Stored entries
-- Begin --
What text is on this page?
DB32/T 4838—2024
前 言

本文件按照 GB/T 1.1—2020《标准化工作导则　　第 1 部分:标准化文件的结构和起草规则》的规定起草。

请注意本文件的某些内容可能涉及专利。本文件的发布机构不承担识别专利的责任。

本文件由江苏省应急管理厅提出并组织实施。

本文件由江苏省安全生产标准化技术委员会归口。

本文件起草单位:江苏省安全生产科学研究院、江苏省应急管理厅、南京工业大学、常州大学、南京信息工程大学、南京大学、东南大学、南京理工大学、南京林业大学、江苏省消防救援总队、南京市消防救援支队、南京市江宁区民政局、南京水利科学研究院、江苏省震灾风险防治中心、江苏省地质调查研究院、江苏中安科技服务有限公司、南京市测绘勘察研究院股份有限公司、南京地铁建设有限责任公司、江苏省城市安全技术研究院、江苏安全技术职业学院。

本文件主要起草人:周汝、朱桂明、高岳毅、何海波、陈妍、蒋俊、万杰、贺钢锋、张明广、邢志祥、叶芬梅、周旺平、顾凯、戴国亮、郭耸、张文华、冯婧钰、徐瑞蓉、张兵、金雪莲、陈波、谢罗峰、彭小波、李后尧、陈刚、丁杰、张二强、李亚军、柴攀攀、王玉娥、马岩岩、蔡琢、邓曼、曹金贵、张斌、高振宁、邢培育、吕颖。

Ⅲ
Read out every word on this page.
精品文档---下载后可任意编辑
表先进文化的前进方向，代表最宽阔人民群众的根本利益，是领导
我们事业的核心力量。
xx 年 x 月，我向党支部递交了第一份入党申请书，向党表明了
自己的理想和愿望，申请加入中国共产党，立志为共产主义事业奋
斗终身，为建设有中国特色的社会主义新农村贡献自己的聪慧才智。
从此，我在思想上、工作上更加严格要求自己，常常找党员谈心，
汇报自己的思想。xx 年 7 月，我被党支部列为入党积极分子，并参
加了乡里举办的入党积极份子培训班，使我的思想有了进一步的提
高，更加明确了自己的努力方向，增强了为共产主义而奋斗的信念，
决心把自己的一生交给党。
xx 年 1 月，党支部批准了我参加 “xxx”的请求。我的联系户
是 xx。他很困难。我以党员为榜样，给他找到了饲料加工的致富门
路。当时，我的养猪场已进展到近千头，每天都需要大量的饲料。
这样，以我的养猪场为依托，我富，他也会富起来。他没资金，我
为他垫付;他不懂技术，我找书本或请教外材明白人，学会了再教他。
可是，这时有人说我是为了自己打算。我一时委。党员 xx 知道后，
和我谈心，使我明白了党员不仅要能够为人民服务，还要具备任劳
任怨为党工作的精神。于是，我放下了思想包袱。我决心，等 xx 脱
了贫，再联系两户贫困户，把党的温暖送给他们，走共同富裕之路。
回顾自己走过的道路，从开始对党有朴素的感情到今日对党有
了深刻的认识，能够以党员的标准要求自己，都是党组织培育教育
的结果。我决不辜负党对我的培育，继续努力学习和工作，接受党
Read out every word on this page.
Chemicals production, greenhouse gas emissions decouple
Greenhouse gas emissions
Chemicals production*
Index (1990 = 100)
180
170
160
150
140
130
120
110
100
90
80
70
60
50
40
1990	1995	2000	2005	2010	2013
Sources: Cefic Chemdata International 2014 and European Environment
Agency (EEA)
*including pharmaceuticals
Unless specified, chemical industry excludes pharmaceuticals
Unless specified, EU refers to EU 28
-- End --
[STATED EXERCISE] Repeat the data exactly. Leave nothing out.

[WRITTEN SOLUTION]
What text is on this page?
DB32/T 4838—2024
前 言

本文件按照 GB/T 1.1—2020《标准化工作导则　　第 1 部分:标准化文件的结构和起草规则》的规定起草。

请注意本文件的某些内容可能涉及专利。本文件的发布机构不承担识别专利的责任。

本文件由江苏省应急管理厅提出并组织实施。

本文件由江苏省安全生产标准化技术委员会归口。

本文件起草单位:江苏省安全生产科学研究院、江苏省应急管理厅、南京工业大学、常州大学、南京信息工程大学、南京大学、东南大学、南京理工大学、南京林业大学、江苏省消防救援总队、南京市消防救援支队、南京市江宁区民政局、南京水利科学研究院、江苏省震灾风险防治中心、江苏省地质调查研究院、江苏中安科技服务有限公司、南京市测绘勘察研究院股份有限公司、南京地铁建设有限责任公司、江苏省城市安全技术研究院、江苏安全技术职业学院。

本文件主要起草人:周汝、朱桂明、高岳毅、何海波、陈妍、蒋俊、万杰、贺钢锋、张明广、邢志祥、叶芬梅、周旺平、顾凯、戴国亮、郭耸、张文华、冯婧钰、徐瑞蓉、张兵、金雪莲、陈波、谢罗峰、彭小波、李后尧、陈刚、丁杰、张二强、李亚军、柴攀攀、王玉娥、马岩岩、蔡琢、邓曼、曹金贵、张斌、高振宁、邢培育、吕颖。

Ⅲ
Read out every word on this page.
精品文档---下载后可任意编辑
表先进文化的前进方向，代表最宽阔人民群众的根本利益，是领导
我们事业的核心力量。
xx 年 x 月，我向党支部递交了第一份入党申请书，向党表明了
自己的理想和愿望，申请加入中国共产党，立志为共产主义事业奋
斗终身，为建设有中国特色的社会主义新农村贡献自己的聪慧才智。
从此，我在思想上、工作上更加严格要求自己，常常找党员谈心，
汇报自己的思想。xx 年 7 月，我被党支部列为入党积极分子，并参
加了乡里举办的入党积极份子培训班，使我的思想有了进一步的提
高，更加明确了自己的努力方向，增强了为共产主义而奋斗的信念，
决心把自己的一生交给党。
xx 年 1 月，党支部批准了我参加 “xxx”的请求。我的联系户
是 xx。他很困难。我以党员为榜样，给他找到了饲料加工的致富门
路。当时，我的养猪场已进展到近千头，每天都需要大量的饲料。
这样，以我的养猪场为依托，我富，他也会富起来。他没资金，我
为他垫付;他不懂技术，我找书本或请教外材明白人，学会了再教他。
可是，这时有人说我是为了自己打算。我一时委。党员 xx 知道后，
和我谈心，使我明白了党员不仅要能够为人民服务，还要具备任劳
任怨为党工作的精神。于是，我放下了思想包袱。我决心，等 xx 脱
了贫，再联系两户贫困户，把党的温暖送给他们，走共同富裕之路。
回顾自己走过的道路，从开始对党有朴素的感情到今日对党有
了深刻的认识，能够以党员的标准要求自己，都是党组织培育教育
的结果。我决不辜负党对我的培育，继续努力学习和工作，接受党
Read out every word on this page.
Chemicals production, greenhouse gas emissions decouple
Greenhouse gas emissions
Chemicals production*
Index (1990 = 100)
180
170
160
150
140
130
120
110
100
90
80
70
60
50
40
1990	1995	2000	2005	2010	2013
Sources: Cefic Chemdata International 2014 and European Environment
Agency (EEA)
*including pharmaceuticals
Unless specified, chemical industry excludes pharmaceuticals
Unless specified, EU refers to EU 28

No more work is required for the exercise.